◆ Materials provided ◆
________________
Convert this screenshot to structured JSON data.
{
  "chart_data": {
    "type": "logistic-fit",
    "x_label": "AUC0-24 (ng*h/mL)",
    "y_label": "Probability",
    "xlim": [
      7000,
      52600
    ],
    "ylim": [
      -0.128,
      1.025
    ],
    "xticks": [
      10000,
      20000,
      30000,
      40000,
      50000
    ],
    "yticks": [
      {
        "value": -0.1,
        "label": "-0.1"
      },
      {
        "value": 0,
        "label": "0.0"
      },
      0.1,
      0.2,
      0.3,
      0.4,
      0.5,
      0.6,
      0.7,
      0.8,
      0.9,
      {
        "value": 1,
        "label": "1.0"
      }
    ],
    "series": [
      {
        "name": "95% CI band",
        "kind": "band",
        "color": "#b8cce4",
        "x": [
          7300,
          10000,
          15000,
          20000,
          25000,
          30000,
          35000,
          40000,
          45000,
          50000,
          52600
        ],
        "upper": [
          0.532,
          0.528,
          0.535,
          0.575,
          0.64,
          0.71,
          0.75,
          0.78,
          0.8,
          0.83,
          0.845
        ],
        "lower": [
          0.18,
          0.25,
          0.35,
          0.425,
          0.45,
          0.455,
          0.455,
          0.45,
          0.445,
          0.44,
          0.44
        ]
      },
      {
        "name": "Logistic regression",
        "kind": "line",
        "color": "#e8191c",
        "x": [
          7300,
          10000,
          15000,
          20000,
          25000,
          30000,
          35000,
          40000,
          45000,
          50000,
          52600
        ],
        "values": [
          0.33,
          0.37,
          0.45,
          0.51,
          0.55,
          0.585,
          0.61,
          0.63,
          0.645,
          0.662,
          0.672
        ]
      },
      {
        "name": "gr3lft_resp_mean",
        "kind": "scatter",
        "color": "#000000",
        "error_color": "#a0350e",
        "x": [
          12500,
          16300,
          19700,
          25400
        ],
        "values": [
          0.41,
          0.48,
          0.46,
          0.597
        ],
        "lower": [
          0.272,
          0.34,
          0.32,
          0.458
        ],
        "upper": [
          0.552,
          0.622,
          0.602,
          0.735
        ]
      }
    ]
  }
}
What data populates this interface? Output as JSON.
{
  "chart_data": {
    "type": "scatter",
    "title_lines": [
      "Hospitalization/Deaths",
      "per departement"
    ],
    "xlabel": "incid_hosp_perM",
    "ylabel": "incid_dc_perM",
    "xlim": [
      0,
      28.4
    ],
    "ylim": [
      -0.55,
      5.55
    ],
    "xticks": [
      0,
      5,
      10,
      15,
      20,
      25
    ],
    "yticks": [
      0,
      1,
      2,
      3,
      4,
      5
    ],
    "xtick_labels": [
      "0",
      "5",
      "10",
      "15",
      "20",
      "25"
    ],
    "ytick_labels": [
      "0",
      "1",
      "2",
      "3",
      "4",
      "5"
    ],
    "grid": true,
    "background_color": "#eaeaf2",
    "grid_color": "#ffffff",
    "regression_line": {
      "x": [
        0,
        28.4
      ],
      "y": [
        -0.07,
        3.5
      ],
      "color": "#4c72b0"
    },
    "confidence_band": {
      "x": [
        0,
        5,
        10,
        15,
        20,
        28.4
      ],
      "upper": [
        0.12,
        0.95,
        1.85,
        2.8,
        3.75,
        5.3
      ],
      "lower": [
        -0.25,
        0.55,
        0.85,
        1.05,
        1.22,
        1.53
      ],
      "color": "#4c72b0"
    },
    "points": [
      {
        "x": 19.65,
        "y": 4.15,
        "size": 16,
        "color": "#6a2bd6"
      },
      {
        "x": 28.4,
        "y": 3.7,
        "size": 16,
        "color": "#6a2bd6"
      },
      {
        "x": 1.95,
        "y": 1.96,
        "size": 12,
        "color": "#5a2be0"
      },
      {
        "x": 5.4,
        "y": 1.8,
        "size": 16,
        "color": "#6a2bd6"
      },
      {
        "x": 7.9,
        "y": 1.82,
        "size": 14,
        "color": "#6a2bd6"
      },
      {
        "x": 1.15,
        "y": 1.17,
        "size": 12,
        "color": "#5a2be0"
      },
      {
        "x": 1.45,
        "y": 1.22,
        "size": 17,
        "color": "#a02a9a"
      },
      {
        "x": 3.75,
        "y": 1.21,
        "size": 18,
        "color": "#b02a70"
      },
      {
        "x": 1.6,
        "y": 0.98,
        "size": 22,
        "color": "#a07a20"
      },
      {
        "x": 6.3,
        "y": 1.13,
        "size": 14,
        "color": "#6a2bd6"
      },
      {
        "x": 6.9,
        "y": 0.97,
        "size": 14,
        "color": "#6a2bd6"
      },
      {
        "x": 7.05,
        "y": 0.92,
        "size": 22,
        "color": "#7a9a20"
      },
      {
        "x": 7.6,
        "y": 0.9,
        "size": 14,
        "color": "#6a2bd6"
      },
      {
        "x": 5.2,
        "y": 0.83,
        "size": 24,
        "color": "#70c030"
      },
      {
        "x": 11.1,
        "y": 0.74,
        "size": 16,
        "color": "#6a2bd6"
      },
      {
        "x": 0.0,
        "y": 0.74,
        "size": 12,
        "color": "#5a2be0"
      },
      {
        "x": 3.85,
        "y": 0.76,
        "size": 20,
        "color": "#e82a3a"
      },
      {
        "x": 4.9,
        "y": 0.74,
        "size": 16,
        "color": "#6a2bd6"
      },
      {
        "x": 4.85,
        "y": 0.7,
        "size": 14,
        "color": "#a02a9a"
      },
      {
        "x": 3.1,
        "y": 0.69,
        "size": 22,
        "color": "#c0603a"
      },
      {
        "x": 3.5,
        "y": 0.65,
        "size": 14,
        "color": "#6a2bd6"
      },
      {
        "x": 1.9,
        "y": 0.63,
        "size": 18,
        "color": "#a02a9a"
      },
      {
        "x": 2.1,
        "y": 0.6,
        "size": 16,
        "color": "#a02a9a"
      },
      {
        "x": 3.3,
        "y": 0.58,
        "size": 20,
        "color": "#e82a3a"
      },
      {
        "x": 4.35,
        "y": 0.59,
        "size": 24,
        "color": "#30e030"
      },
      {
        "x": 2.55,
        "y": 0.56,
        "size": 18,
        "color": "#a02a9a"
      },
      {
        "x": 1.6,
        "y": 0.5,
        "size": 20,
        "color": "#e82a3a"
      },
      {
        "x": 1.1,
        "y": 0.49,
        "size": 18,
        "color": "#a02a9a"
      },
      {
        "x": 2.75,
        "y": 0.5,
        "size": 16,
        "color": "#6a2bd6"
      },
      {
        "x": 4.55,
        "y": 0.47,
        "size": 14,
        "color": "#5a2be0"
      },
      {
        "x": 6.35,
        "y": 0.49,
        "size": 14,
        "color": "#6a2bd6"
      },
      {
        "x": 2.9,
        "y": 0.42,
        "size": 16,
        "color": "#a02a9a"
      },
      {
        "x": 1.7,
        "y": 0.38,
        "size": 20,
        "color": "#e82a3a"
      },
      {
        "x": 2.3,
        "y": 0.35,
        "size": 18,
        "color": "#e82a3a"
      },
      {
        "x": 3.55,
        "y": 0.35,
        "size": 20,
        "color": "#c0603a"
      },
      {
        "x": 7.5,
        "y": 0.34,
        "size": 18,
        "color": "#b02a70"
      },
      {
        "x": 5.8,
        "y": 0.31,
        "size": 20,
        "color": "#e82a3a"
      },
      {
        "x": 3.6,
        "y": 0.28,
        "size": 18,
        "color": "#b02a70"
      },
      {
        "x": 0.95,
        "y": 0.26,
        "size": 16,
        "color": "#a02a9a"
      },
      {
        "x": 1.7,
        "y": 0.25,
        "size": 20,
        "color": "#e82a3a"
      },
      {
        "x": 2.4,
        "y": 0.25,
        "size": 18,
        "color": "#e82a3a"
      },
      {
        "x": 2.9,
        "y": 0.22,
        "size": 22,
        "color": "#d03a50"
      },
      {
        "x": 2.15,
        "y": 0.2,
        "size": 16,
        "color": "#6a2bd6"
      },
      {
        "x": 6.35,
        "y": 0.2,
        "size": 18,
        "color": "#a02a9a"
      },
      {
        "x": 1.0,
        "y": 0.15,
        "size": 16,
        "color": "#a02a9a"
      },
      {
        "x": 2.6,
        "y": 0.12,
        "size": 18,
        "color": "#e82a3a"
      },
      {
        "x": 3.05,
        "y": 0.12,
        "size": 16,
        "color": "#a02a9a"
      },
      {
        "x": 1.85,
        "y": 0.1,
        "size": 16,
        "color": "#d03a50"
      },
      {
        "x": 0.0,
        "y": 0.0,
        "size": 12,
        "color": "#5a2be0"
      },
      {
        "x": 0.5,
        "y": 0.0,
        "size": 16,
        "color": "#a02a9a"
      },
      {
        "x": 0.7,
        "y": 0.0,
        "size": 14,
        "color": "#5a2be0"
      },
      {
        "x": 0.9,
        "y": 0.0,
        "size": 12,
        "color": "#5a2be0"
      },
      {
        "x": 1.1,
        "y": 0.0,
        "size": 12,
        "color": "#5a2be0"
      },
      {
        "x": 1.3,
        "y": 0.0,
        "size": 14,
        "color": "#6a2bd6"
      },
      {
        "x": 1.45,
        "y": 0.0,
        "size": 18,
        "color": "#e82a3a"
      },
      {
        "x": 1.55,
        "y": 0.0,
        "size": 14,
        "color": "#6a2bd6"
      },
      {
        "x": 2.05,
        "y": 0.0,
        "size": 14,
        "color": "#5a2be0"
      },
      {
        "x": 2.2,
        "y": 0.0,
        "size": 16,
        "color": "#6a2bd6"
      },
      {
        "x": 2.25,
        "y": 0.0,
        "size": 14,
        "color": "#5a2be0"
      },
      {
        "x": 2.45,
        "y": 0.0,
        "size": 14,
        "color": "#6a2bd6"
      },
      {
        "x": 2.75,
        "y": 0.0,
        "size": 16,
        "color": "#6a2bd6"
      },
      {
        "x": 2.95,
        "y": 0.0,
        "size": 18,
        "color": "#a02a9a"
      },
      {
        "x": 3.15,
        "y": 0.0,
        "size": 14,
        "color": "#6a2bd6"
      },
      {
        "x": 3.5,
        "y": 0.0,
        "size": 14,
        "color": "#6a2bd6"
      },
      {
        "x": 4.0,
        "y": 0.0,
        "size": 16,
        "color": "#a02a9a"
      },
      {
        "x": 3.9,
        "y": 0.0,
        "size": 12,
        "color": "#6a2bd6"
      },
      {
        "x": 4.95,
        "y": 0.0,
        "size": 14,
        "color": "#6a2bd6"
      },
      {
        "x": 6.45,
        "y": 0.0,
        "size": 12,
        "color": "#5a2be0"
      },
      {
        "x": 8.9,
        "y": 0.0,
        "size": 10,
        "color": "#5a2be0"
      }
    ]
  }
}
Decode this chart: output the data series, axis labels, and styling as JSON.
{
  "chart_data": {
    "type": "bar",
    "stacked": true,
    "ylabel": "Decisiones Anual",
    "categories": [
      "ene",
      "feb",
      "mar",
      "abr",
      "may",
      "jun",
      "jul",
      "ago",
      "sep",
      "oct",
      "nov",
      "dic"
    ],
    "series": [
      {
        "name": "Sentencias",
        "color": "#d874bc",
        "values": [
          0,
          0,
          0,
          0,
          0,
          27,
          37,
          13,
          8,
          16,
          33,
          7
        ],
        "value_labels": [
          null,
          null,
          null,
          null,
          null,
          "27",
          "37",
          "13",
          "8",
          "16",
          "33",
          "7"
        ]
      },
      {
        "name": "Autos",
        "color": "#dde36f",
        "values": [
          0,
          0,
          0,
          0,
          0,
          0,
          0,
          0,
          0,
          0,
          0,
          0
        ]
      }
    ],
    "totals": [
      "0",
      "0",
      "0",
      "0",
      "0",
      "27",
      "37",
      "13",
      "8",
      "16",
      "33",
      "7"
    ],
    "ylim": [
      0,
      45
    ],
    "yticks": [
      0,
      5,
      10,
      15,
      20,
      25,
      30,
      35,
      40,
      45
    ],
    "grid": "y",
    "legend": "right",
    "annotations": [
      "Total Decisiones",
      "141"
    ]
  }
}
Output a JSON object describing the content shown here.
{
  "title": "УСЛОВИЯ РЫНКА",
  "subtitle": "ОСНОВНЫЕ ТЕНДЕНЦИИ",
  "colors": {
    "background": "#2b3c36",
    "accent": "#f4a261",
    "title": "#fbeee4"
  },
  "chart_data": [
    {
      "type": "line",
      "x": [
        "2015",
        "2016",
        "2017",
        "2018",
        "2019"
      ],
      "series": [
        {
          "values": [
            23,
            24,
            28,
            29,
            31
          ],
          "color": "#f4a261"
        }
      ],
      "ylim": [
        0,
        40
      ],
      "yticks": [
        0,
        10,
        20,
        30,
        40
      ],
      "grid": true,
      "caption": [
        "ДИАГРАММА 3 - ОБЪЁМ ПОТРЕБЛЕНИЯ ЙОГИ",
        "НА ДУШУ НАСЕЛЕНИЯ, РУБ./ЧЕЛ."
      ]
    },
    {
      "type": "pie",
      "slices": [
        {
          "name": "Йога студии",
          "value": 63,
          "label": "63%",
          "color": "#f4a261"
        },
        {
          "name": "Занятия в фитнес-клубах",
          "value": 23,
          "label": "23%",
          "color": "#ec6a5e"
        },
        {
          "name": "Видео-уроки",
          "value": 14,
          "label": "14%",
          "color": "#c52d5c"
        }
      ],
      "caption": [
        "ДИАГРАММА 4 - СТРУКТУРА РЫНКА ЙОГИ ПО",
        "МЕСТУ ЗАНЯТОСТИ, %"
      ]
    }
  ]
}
________________
◆ Exercise directions ◆
Gather up every line in the data above that contains the word "РЫНКА", copying each one.

◆ Output of the task ◆
  "title": "УСЛОВИЯ РЫНКА",
        "ДИАГРАММА 4 - СТРУКТУРА РЫНКА ЙОГИ ПО",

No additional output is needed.